**WRITTEN TASK**
The records that follow must be repeated verbatim, every one of them.

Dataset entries
begin
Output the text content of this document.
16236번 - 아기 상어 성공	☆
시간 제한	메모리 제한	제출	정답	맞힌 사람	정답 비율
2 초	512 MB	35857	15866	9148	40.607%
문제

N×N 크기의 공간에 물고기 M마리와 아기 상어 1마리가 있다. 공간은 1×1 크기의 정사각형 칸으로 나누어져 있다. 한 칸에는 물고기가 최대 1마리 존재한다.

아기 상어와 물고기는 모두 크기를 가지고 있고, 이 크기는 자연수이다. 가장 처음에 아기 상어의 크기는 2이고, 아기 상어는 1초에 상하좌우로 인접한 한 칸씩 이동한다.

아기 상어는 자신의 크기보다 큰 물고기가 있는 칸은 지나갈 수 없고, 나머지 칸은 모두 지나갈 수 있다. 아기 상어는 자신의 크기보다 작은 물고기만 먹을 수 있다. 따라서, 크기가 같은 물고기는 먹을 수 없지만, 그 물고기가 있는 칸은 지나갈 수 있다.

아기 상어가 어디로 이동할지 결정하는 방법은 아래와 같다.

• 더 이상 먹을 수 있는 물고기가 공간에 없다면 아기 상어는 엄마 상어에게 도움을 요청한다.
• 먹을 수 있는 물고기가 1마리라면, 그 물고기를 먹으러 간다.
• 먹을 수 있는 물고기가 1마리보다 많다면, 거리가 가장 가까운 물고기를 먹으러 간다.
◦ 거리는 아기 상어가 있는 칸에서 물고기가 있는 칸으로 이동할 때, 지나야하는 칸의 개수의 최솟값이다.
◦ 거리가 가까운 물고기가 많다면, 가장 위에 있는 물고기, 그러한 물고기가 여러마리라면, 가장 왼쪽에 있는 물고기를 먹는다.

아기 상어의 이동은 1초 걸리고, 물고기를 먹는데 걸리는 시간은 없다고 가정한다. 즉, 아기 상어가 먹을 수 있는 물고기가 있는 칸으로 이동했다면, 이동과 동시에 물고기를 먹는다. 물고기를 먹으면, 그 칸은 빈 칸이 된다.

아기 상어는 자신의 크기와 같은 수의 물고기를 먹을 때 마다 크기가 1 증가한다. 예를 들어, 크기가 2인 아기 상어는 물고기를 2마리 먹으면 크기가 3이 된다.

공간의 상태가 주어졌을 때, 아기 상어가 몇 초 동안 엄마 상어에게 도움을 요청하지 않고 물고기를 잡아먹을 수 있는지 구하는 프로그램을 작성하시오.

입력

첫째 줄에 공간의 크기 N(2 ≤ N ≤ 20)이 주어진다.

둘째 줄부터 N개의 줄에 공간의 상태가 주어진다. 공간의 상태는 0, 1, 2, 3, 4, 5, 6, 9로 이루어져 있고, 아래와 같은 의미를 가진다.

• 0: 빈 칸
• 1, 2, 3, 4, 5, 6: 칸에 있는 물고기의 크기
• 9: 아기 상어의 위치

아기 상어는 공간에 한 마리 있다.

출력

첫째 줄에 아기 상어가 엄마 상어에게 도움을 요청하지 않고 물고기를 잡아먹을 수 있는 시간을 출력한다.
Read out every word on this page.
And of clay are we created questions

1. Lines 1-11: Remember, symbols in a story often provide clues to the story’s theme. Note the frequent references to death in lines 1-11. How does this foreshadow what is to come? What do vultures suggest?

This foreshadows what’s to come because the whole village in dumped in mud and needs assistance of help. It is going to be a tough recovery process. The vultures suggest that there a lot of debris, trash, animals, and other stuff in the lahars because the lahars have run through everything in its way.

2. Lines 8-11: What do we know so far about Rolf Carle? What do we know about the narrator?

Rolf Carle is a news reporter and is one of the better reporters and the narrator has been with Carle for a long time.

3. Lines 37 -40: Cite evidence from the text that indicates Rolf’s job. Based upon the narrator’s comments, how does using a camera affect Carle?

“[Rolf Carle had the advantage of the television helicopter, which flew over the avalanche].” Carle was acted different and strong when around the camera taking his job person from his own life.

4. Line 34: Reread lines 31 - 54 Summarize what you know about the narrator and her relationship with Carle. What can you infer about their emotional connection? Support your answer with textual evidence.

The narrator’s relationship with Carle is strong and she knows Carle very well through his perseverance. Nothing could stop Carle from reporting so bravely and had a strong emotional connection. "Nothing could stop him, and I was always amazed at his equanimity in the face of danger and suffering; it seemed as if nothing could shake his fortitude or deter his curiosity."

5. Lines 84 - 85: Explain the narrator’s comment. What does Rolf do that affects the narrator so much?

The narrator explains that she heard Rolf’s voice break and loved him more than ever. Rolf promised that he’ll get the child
end
**OUTPUT OF THE TASK**
Output the text content of this document.
16236번 - 아기 상어 성공	☆
시간 제한	메모리 제한	제출	정답	맞힌 사람	정답 비율
2 초	512 MB	35857	15866	9148	40.607%
문제

N×N 크기의 공간에 물고기 M마리와 아기 상어 1마리가 있다. 공간은 1×1 크기의 정사각형 칸으로 나누어져 있다. 한 칸에는 물고기가 최대 1마리 존재한다.

아기 상어와 물고기는 모두 크기를 가지고 있고, 이 크기는 자연수이다. 가장 처음에 아기 상어의 크기는 2이고, 아기 상어는 1초에 상하좌우로 인접한 한 칸씩 이동한다.

아기 상어는 자신의 크기보다 큰 물고기가 있는 칸은 지나갈 수 없고, 나머지 칸은 모두 지나갈 수 있다. 아기 상어는 자신의 크기보다 작은 물고기만 먹을 수 있다. 따라서, 크기가 같은 물고기는 먹을 수 없지만, 그 물고기가 있는 칸은 지나갈 수 있다.

아기 상어가 어디로 이동할지 결정하는 방법은 아래와 같다.

• 더 이상 먹을 수 있는 물고기가 공간에 없다면 아기 상어는 엄마 상어에게 도움을 요청한다.
• 먹을 수 있는 물고기가 1마리라면, 그 물고기를 먹으러 간다.
• 먹을 수 있는 물고기가 1마리보다 많다면, 거리가 가장 가까운 물고기를 먹으러 간다.
◦ 거리는 아기 상어가 있는 칸에서 물고기가 있는 칸으로 이동할 때, 지나야하는 칸의 개수의 최솟값이다.
◦ 거리가 가까운 물고기가 많다면, 가장 위에 있는 물고기, 그러한 물고기가 여러마리라면, 가장 왼쪽에 있는 물고기를 먹는다.

아기 상어의 이동은 1초 걸리고, 물고기를 먹는데 걸리는 시간은 없다고 가정한다. 즉, 아기 상어가 먹을 수 있는 물고기가 있는 칸으로 이동했다면, 이동과 동시에 물고기를 먹는다. 물고기를 먹으면, 그 칸은 빈 칸이 된다.

아기 상어는 자신의 크기와 같은 수의 물고기를 먹을 때 마다 크기가 1 증가한다. 예를 들어, 크기가 2인 아기 상어는 물고기를 2마리 먹으면 크기가 3이 된다.

공간의 상태가 주어졌을 때, 아기 상어가 몇 초 동안 엄마 상어에게 도움을 요청하지 않고 물고기를 잡아먹을 수 있는지 구하는 프로그램을 작성하시오.

입력

첫째 줄에 공간의 크기 N(2 ≤ N ≤ 20)이 주어진다.

둘째 줄부터 N개의 줄에 공간의 상태가 주어진다. 공간의 상태는 0, 1, 2, 3, 4, 5, 6, 9로 이루어져 있고, 아래와 같은 의미를 가진다.

• 0: 빈 칸
• 1, 2, 3, 4, 5, 6: 칸에 있는 물고기의 크기
• 9: 아기 상어의 위치

아기 상어는 공간에 한 마리 있다.

출력

첫째 줄에 아기 상어가 엄마 상어에게 도움을 요청하지 않고 물고기를 잡아먹을 수 있는 시간을 출력한다.
Read out every word on this page.
And of clay are we created questions

1. Lines 1-11: Remember, symbols in a story often provide clues to the story’s theme. Note the frequent references to death in lines 1-11. How does this foreshadow what is to come? What do vultures suggest?

This foreshadows what’s to come because the whole village in dumped in mud and needs assistance of help. It is going to be a tough recovery process. The vultures suggest that there a lot of debris, trash, animals, and other stuff in the lahars because the lahars have run through everything in its way.

2. Lines 8-11: What do we know so far about Rolf Carle? What do we know about the narrator?

Rolf Carle is a news reporter and is one of the better reporters and the narrator has been with Carle for a long time.

3. Lines 37 -40: Cite evidence from the text that indicates Rolf’s job. Based upon the narrator’s comments, how does using a camera affect Carle?

“[Rolf Carle had the advantage of the television helicopter, which flew over the avalanche].” Carle was acted different and strong when around the camera taking his job person from his own life.

4. Line 34: Reread lines 31 - 54 Summarize what you know about the narrator and her relationship with Carle. What can you infer about their emotional connection? Support your answer with textual evidence.

The narrator’s relationship with Carle is strong and she knows Carle very well through his perseverance. Nothing could stop Carle from reporting so bravely and had a strong emotional connection. "Nothing could stop him, and I was always amazed at his equanimity in the face of danger and suffering; it seemed as if nothing could shake his fortitude or deter his curiosity."

5. Lines 84 - 85: Explain the narrator’s comment. What does Rolf do that affects the narrator so much?

The narrator explains that she heard Rolf’s voice break and loved him more than ever. Rolf promised that he’ll get the child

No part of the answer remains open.